TASK DIRECTIONS:
Report only the number of lines below in which the string "current" appears.

Dataset rows describing interfaces:
....................

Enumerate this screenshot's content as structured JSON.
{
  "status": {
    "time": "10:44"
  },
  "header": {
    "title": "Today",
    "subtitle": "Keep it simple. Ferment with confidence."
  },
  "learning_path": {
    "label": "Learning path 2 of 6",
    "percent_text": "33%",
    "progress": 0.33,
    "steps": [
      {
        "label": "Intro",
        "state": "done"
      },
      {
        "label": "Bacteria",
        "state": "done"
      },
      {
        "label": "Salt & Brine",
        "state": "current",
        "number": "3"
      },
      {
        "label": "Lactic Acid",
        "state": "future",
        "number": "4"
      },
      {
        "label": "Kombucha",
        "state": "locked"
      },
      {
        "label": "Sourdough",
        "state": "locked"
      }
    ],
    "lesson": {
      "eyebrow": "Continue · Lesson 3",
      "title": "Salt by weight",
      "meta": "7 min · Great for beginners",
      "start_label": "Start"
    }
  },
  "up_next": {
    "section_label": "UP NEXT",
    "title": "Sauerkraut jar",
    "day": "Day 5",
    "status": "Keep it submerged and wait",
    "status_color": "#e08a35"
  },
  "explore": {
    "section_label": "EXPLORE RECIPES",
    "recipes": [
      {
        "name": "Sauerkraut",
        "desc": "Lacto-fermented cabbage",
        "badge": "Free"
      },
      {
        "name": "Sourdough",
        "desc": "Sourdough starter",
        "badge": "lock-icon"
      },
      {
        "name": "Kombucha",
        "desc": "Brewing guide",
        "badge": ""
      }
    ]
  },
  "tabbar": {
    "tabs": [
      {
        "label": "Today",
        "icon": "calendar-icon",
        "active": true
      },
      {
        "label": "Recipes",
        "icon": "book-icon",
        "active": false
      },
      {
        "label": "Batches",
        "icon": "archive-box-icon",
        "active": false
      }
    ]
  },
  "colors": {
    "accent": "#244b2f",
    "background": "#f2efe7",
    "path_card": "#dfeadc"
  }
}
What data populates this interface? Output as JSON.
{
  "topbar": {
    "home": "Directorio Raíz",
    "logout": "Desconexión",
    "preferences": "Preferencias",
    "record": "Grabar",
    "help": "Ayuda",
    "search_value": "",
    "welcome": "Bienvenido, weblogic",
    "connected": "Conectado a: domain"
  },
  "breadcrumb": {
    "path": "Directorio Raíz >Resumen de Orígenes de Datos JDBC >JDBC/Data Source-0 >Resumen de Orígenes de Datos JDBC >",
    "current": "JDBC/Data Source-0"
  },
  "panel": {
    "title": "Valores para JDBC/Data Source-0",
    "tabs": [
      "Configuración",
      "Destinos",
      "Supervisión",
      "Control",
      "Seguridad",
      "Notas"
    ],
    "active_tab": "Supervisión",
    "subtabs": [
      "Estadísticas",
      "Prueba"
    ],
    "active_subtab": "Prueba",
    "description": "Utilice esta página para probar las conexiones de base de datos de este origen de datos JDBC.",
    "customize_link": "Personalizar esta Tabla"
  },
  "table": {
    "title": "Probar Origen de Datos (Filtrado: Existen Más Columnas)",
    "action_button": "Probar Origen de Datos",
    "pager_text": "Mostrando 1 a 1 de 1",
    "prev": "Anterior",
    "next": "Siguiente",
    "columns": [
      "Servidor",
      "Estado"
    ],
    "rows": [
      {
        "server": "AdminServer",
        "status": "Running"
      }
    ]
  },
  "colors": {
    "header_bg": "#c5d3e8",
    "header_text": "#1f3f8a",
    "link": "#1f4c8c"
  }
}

....................

SOLVED EXERCISE:
2